*What is needed*. Count lines holding the string "shift" in the data that follows. Reply with one number only.

*Dataset excerpts*.
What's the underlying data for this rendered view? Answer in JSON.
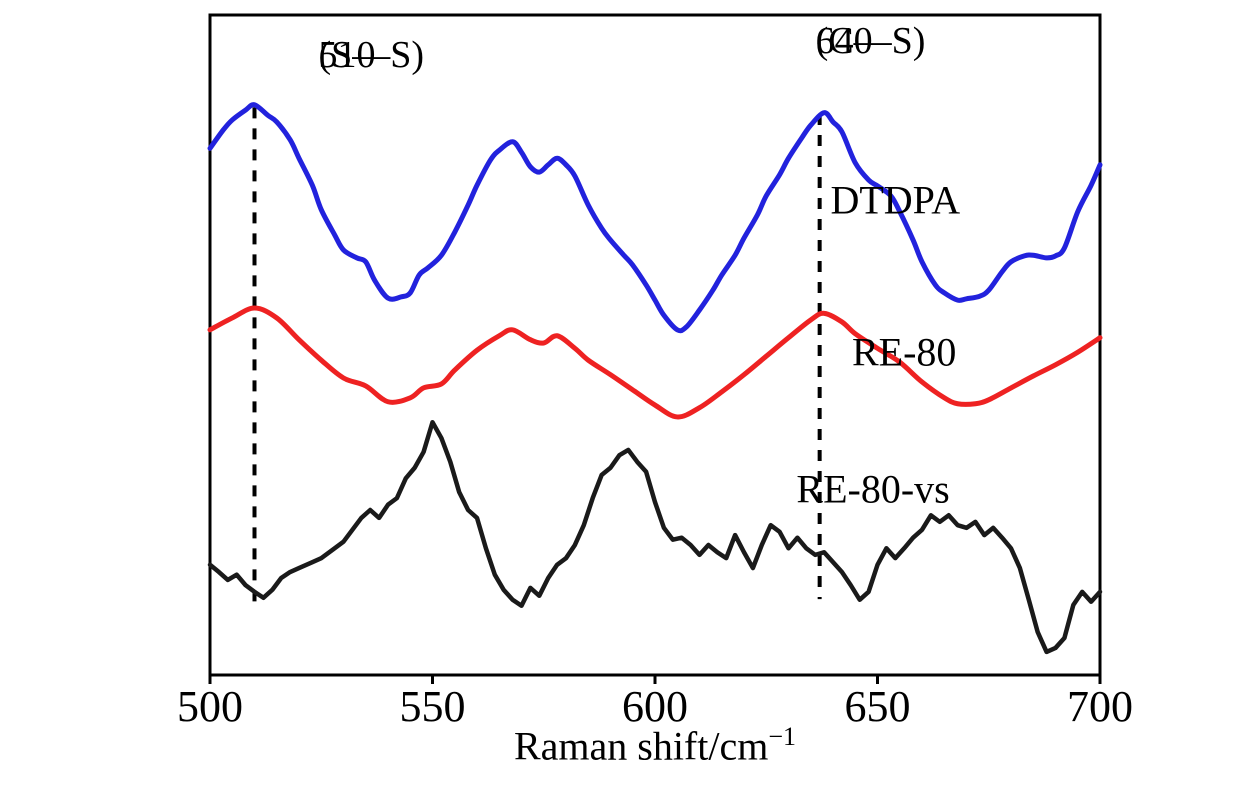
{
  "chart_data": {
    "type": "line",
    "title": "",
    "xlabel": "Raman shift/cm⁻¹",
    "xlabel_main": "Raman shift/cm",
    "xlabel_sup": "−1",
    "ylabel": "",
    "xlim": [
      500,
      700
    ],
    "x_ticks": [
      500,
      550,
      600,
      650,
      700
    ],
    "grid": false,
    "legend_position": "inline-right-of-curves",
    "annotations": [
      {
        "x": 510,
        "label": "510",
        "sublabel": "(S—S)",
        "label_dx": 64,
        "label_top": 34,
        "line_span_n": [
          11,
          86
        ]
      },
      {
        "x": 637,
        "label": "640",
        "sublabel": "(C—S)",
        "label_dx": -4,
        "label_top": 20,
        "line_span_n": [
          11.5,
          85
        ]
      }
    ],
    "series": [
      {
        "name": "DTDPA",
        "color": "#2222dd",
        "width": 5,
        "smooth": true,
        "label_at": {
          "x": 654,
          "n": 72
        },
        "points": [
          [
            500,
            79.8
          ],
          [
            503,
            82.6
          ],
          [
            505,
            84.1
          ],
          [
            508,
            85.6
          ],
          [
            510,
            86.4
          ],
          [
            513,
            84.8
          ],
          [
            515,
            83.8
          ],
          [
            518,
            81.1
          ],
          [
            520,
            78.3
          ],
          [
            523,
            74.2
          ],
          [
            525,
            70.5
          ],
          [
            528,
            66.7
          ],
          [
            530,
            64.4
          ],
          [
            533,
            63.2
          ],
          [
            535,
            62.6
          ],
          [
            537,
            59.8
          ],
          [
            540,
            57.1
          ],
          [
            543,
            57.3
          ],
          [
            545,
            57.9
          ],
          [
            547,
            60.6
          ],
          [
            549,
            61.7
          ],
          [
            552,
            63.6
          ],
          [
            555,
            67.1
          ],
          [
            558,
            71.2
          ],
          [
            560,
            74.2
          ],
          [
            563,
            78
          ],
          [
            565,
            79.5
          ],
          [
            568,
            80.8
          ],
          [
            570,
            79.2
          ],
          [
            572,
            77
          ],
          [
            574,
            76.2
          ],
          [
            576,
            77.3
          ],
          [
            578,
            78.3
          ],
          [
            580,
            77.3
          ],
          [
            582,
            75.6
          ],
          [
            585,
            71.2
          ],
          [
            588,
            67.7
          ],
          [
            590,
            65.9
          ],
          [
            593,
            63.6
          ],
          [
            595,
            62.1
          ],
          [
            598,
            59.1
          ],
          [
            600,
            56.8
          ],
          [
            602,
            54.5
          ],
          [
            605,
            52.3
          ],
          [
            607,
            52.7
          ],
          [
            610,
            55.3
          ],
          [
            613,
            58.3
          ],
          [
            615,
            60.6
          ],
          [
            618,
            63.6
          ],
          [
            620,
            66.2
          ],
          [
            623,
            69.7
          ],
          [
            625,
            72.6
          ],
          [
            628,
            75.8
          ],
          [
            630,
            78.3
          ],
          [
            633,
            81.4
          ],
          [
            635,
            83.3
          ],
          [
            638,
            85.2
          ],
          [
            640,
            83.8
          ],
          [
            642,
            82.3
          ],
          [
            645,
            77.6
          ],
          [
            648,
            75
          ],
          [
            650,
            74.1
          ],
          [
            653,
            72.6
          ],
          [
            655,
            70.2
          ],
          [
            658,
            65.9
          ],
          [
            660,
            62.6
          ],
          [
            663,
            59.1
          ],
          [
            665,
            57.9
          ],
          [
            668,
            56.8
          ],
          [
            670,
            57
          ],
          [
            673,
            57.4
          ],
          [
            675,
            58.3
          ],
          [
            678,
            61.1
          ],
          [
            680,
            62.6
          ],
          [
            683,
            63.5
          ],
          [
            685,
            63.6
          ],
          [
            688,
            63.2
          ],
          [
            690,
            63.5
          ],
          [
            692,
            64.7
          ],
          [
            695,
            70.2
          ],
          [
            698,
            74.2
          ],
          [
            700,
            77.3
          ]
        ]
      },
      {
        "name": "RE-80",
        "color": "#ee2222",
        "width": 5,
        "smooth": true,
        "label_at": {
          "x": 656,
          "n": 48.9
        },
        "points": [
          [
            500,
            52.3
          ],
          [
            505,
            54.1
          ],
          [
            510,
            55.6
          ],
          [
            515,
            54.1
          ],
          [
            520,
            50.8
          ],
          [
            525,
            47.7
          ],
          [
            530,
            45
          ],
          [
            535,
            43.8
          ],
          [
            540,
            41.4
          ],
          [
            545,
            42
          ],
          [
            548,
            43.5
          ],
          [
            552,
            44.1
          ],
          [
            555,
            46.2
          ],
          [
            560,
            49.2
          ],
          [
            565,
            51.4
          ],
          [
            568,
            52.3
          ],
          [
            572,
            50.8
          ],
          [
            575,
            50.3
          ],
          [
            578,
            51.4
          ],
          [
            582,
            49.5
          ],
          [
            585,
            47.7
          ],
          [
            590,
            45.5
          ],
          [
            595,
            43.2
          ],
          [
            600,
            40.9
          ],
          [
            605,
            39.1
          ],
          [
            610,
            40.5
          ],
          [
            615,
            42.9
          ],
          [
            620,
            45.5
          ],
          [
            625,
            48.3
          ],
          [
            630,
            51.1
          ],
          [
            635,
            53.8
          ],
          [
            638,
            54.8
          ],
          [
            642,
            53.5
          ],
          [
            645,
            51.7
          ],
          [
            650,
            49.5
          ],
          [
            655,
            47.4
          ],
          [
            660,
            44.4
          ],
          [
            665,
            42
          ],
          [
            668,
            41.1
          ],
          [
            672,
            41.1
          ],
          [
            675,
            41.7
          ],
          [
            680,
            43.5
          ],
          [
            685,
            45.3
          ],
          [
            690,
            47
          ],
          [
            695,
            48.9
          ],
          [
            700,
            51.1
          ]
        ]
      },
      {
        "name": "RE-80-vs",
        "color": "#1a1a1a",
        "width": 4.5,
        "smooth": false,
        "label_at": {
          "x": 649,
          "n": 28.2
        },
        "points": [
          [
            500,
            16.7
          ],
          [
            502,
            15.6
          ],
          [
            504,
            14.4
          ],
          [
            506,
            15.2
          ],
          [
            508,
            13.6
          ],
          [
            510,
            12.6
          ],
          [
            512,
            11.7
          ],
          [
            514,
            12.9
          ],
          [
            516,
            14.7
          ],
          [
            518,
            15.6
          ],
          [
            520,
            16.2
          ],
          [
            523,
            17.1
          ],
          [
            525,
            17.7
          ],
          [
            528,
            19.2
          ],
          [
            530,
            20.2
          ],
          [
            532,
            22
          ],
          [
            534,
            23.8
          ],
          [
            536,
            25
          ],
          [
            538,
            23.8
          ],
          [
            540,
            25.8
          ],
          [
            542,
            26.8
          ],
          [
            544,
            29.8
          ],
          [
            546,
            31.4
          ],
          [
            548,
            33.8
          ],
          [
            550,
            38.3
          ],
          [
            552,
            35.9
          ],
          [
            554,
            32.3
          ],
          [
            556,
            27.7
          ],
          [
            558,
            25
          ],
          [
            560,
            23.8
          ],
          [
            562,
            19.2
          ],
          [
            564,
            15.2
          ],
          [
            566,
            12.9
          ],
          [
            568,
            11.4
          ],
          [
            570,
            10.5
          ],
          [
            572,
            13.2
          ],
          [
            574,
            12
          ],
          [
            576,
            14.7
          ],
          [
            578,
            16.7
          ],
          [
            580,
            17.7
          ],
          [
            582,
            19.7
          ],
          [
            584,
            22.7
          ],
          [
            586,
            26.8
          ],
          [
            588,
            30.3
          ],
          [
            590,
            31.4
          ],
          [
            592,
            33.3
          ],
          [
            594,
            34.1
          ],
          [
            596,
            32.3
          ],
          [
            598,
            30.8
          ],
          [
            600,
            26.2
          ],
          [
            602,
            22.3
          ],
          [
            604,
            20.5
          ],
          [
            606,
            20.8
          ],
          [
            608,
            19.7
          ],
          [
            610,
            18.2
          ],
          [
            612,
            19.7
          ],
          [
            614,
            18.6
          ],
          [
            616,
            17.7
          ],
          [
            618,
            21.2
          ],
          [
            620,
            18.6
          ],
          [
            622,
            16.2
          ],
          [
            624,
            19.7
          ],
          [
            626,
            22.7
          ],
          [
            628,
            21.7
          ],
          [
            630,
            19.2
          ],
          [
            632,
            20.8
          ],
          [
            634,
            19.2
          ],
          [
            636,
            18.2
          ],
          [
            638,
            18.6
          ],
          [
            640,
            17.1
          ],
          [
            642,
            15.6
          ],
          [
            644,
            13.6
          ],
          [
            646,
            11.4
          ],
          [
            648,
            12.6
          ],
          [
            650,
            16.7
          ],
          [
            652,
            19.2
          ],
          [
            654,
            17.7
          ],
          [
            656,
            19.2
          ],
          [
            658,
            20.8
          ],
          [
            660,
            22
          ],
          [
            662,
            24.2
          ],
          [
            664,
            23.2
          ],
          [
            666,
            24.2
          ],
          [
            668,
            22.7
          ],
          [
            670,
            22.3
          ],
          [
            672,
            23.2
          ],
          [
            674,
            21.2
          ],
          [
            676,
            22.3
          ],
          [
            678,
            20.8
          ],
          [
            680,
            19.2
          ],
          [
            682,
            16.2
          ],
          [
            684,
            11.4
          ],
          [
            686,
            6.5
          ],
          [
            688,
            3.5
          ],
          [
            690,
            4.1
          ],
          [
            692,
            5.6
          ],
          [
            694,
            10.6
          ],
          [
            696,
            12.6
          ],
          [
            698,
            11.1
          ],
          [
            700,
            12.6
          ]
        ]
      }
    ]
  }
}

*Result of this exercise*. 2